• Exercise
Below are some records. Copy every line in them that holds "structured".

**********

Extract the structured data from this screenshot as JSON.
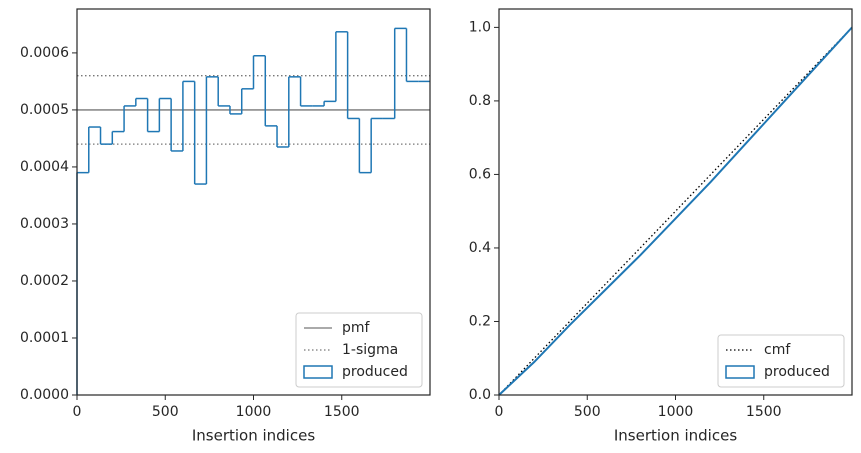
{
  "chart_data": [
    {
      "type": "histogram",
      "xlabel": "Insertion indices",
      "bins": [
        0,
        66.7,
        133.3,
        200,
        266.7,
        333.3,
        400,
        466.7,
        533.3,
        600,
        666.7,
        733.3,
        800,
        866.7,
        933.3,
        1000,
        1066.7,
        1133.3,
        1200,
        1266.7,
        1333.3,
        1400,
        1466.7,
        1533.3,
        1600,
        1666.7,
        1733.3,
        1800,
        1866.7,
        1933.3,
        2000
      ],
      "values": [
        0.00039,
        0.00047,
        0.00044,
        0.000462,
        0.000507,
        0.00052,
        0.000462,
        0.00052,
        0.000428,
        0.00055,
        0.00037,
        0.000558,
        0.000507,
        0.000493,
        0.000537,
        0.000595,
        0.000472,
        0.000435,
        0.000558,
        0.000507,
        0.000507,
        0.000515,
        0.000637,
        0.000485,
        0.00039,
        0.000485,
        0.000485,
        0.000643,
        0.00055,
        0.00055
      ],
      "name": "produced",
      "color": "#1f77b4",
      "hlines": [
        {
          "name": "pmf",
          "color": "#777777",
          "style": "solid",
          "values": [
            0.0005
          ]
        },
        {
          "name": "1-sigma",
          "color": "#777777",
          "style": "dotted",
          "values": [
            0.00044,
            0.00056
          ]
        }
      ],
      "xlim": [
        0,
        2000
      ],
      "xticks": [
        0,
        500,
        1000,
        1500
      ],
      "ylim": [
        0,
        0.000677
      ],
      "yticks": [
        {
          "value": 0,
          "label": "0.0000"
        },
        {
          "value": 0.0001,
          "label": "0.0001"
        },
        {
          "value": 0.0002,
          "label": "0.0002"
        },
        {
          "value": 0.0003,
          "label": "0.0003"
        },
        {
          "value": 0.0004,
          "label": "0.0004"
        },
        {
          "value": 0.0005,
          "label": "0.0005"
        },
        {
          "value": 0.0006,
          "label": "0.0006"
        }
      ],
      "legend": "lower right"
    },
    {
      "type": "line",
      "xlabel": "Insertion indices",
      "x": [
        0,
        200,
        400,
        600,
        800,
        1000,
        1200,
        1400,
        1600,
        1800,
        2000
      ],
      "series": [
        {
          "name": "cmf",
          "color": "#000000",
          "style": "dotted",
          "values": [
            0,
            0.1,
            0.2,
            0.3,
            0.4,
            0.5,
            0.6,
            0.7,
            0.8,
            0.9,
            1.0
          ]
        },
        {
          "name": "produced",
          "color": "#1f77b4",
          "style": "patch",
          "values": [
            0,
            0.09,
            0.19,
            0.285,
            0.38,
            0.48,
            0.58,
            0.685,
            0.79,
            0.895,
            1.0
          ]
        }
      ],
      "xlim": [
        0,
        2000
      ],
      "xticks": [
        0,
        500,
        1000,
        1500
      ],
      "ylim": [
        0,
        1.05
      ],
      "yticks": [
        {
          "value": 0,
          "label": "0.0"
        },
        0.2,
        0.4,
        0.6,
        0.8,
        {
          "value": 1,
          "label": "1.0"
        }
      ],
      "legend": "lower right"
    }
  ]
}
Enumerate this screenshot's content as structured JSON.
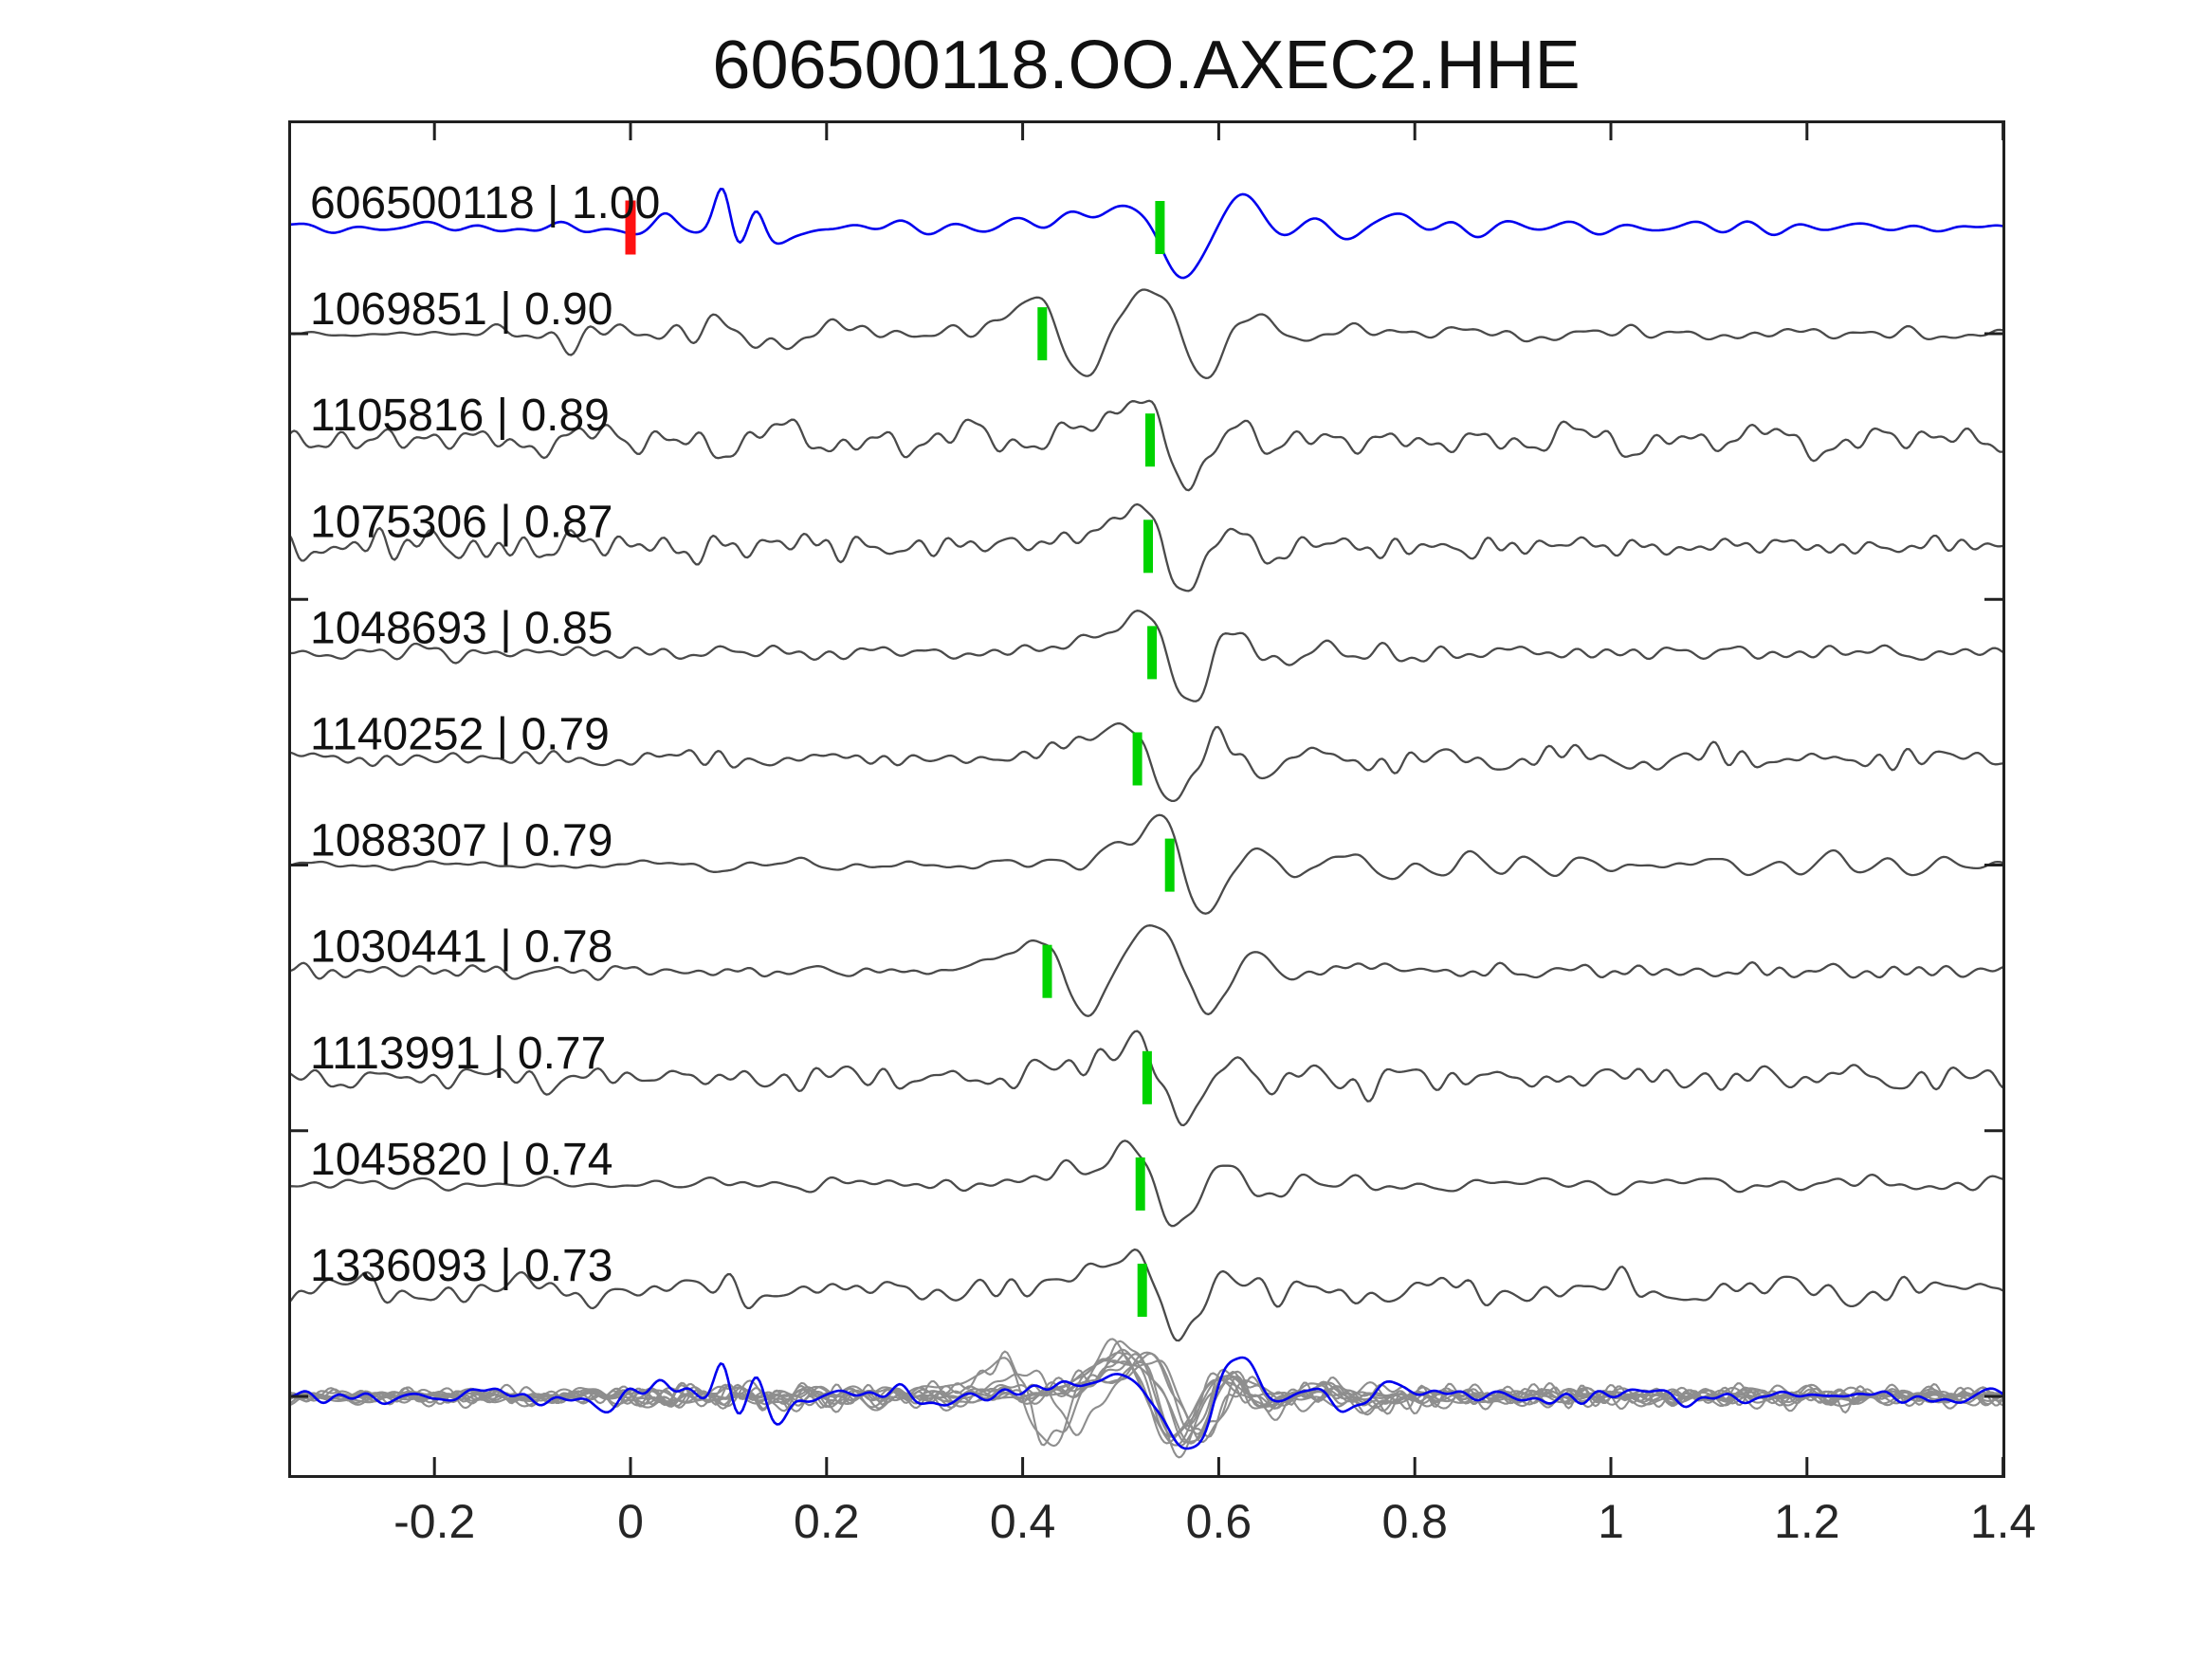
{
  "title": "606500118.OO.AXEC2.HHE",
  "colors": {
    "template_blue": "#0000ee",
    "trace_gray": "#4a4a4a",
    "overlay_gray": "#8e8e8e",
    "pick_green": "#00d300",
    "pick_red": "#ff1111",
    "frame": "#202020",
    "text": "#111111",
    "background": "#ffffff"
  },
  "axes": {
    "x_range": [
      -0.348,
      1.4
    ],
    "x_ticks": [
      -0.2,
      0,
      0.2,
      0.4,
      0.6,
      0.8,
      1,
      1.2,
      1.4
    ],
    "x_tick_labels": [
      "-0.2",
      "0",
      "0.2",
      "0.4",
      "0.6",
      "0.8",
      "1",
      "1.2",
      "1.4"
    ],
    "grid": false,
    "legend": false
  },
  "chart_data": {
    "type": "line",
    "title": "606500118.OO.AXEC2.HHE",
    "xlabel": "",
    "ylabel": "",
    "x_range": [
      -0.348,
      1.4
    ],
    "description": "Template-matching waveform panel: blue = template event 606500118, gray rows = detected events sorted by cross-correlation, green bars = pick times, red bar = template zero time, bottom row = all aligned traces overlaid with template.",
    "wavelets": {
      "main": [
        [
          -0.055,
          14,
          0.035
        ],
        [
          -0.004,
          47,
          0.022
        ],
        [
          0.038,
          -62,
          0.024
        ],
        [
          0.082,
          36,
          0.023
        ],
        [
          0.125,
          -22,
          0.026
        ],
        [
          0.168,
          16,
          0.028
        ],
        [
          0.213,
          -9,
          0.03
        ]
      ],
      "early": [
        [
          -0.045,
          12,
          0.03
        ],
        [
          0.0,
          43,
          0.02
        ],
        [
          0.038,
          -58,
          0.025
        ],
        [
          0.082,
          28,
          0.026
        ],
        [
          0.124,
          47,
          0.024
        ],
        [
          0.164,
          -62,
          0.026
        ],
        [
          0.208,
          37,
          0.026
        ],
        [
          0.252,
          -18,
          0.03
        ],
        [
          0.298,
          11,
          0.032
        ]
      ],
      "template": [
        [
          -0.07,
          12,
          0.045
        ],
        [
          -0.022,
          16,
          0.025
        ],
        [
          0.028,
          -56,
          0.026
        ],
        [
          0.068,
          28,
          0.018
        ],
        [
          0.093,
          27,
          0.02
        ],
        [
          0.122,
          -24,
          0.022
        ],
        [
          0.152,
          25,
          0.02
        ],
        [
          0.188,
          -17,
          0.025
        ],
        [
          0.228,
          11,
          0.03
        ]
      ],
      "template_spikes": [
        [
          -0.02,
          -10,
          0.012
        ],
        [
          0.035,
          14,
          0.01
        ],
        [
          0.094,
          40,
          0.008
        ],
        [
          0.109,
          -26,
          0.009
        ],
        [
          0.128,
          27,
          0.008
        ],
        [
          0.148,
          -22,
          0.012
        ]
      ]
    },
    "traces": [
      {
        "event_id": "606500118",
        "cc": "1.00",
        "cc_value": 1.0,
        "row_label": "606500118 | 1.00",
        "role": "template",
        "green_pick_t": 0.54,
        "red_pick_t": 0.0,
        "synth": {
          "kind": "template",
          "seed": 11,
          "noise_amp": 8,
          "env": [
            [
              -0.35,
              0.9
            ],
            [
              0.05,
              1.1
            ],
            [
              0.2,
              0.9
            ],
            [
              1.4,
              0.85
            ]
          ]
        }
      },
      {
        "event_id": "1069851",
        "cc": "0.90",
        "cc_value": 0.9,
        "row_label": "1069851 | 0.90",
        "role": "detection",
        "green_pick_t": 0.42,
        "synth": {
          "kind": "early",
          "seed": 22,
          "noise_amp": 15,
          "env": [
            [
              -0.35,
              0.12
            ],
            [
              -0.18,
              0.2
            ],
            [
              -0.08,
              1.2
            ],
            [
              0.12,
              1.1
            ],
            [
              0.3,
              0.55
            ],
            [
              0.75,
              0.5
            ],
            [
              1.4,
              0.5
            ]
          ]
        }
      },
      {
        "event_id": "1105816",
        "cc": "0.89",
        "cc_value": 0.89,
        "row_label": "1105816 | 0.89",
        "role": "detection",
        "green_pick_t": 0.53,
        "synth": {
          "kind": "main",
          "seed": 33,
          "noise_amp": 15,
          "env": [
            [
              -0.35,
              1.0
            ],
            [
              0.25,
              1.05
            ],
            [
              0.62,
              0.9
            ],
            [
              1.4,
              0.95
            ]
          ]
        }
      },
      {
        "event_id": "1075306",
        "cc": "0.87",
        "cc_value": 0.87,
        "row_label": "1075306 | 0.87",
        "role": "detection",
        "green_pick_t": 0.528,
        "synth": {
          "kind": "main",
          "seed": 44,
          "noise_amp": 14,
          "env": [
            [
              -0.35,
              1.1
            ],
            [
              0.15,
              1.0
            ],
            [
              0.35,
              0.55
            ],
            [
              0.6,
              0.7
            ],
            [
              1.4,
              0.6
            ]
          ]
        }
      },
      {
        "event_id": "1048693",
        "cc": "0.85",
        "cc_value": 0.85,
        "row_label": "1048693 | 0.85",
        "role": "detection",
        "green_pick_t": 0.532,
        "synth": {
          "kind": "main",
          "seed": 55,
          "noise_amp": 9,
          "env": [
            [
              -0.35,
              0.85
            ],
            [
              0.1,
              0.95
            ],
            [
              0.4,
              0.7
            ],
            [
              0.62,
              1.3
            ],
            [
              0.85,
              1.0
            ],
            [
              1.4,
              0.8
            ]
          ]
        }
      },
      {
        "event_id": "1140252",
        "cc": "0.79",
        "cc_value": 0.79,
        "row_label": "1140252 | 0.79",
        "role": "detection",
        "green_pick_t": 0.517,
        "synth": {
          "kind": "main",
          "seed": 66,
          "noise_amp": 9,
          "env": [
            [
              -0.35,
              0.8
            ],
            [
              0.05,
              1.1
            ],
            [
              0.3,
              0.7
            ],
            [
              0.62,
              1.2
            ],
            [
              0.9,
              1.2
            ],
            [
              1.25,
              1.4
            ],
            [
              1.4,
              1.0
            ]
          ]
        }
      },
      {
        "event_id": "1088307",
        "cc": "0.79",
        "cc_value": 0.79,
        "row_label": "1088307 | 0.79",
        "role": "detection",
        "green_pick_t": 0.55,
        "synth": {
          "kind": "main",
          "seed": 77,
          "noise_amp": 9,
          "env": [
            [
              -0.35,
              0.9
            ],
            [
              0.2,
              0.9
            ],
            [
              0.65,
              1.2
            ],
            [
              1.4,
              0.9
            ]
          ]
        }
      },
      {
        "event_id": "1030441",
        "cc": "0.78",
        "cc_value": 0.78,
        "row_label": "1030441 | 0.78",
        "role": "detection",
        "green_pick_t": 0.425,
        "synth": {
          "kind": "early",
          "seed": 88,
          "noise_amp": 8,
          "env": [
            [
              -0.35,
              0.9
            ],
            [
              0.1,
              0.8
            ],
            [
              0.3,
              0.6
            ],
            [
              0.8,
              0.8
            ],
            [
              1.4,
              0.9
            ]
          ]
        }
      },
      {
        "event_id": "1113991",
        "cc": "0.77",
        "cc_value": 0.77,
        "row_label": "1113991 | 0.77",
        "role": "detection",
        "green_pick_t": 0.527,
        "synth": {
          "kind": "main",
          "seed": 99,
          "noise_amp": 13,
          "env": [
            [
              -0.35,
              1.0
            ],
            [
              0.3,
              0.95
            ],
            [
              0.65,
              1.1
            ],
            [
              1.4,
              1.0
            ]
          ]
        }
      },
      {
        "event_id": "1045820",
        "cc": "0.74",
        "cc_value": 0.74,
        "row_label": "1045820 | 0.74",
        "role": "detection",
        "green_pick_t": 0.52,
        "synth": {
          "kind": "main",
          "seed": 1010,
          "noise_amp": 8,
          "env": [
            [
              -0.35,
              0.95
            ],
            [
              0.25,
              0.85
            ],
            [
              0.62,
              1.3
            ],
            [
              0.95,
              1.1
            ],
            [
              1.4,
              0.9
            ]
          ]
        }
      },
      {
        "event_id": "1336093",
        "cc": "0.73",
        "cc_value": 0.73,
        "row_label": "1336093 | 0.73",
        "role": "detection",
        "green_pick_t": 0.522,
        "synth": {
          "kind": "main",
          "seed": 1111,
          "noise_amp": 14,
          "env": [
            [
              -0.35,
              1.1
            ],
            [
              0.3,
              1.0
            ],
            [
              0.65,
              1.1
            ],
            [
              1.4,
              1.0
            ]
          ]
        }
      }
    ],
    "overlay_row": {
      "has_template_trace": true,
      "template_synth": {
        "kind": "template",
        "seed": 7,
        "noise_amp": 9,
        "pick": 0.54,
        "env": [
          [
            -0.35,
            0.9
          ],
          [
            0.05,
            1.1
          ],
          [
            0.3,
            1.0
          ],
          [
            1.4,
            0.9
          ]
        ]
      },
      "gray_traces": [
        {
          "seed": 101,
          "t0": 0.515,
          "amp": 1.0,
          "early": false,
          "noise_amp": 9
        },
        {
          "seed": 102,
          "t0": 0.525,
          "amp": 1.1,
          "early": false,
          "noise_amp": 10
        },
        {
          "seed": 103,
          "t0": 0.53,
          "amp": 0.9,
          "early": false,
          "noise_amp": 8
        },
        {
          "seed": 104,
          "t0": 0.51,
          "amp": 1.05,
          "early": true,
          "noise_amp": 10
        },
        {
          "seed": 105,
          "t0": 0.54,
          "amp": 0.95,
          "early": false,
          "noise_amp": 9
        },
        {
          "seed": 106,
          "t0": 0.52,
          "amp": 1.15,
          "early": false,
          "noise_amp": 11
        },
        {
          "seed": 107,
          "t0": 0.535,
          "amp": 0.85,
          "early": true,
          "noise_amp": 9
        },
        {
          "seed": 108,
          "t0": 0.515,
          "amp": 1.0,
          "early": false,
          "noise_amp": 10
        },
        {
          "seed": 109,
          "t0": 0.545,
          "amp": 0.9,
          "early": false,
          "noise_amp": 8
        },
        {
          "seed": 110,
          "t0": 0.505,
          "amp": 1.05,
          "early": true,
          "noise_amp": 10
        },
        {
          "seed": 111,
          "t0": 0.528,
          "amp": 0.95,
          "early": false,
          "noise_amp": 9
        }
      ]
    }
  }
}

**********

• Exercise solution
Extract the structured data from this screenshot as JSON.
Enumerate this screenshot's content as structured JSON.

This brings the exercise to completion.